::: TASK MATERIAL
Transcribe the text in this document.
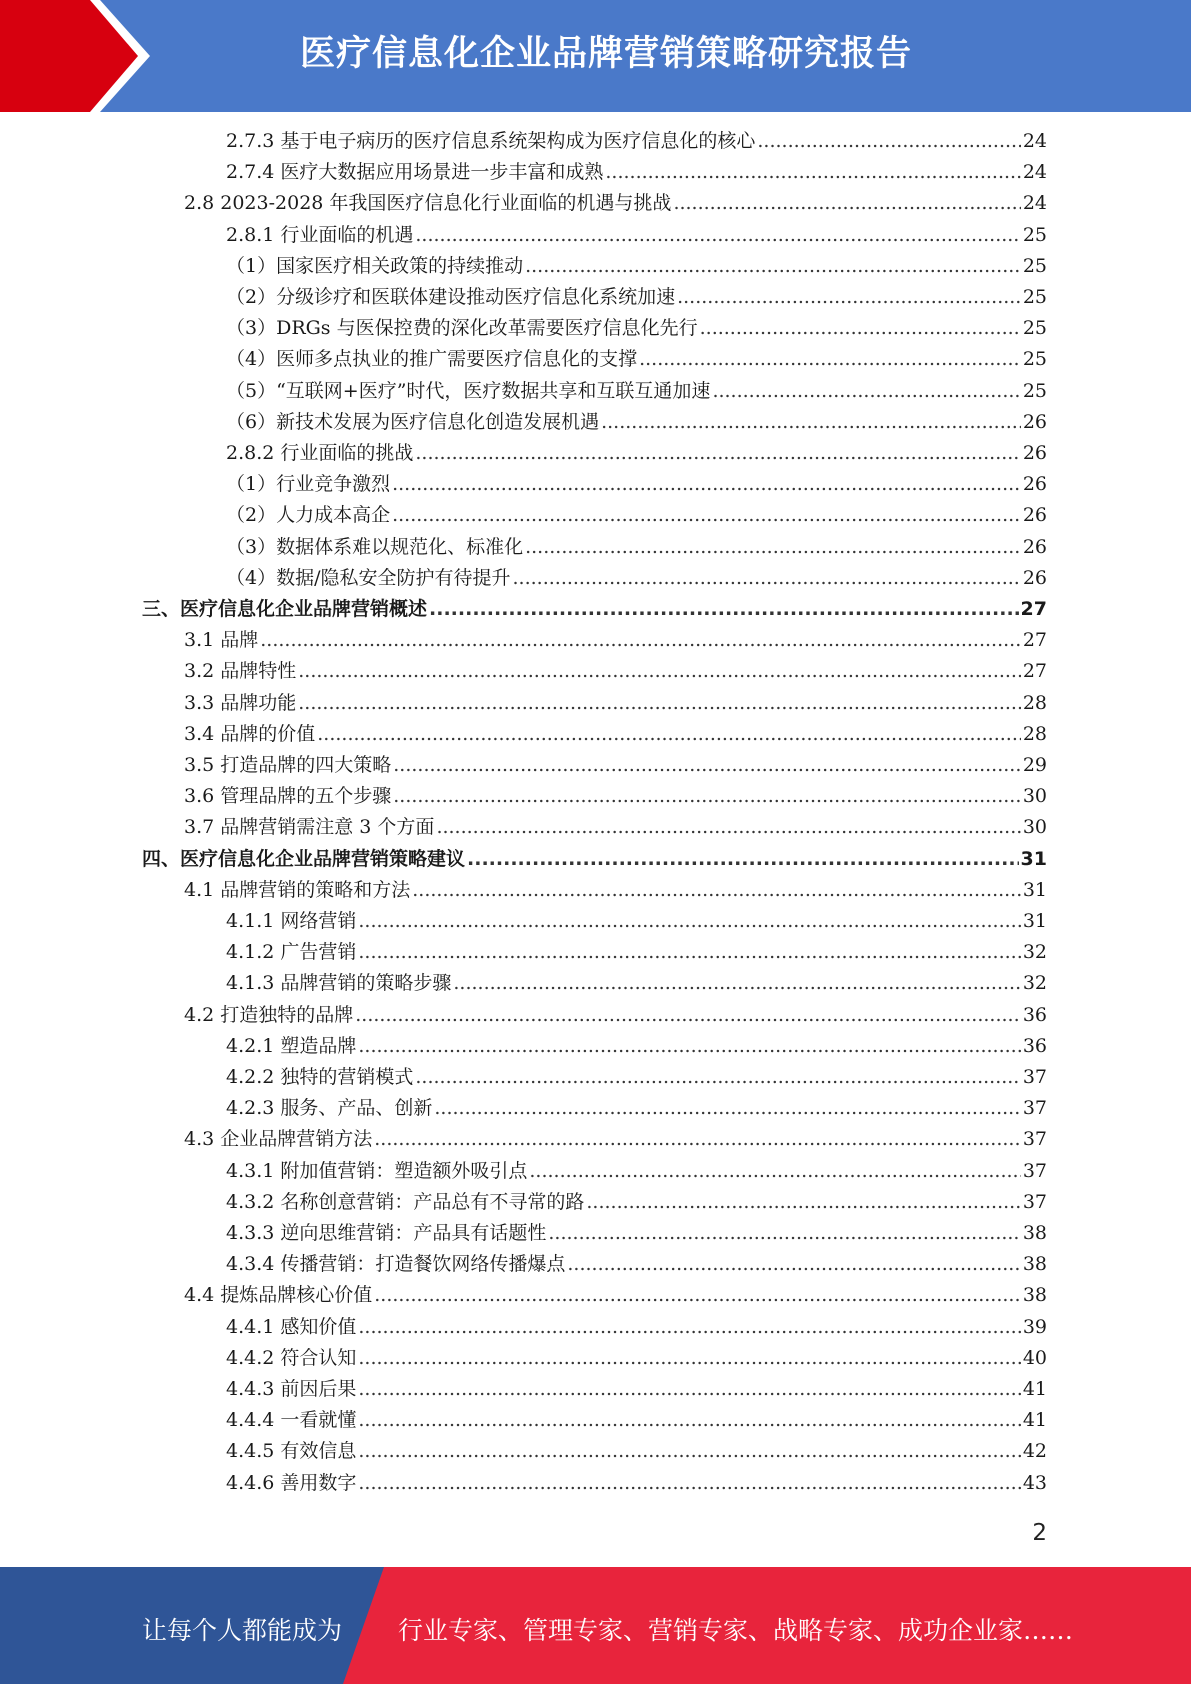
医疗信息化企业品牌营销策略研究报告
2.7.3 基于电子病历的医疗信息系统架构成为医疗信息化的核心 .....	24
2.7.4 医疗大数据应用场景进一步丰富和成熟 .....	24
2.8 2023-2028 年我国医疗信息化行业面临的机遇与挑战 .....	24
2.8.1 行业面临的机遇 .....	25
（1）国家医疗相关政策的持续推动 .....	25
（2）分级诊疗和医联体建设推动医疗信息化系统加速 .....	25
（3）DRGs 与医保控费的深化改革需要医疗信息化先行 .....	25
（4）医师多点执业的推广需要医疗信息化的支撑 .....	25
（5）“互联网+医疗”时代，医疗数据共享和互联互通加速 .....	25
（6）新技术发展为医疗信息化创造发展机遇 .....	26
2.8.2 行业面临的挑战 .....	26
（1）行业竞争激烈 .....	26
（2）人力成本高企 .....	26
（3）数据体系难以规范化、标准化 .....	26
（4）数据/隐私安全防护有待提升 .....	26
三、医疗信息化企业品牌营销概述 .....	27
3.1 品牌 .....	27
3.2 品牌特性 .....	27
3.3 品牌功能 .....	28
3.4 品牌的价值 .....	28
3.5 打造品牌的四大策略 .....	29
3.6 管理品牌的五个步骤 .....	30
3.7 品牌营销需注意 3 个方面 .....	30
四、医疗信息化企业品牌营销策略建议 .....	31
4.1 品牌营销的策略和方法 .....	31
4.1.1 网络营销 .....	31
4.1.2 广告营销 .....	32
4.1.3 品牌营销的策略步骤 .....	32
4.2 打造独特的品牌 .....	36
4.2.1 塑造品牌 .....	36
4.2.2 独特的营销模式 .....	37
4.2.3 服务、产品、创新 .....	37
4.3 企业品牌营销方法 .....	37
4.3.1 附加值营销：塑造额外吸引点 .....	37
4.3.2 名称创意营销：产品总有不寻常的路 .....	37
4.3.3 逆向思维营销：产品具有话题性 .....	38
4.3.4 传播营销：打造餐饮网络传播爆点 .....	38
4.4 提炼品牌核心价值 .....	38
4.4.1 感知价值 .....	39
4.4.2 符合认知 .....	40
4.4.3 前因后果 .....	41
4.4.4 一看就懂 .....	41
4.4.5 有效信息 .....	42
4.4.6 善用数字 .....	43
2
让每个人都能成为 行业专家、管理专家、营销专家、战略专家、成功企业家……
::::::
::: TASK MATERIAL
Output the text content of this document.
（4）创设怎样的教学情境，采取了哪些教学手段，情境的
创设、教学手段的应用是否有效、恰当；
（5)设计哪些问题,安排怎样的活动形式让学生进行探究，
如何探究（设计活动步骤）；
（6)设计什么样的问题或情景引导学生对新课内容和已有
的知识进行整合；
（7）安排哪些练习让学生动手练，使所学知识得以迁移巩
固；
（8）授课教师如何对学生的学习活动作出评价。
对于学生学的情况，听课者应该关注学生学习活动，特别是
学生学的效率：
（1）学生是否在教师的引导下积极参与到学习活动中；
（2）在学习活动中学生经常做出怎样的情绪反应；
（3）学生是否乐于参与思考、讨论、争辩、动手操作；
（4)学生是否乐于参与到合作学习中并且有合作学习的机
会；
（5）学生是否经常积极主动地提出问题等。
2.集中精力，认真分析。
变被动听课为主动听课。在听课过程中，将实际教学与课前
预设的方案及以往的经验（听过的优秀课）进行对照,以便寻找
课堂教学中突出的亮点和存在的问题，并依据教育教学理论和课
::::::
▶ **STATED EXERCISE**:
Look through the listing and extract every line with "text" in it.

▶ **ANSWER**:
Transcribe the text in this document.
Output the text content of this document.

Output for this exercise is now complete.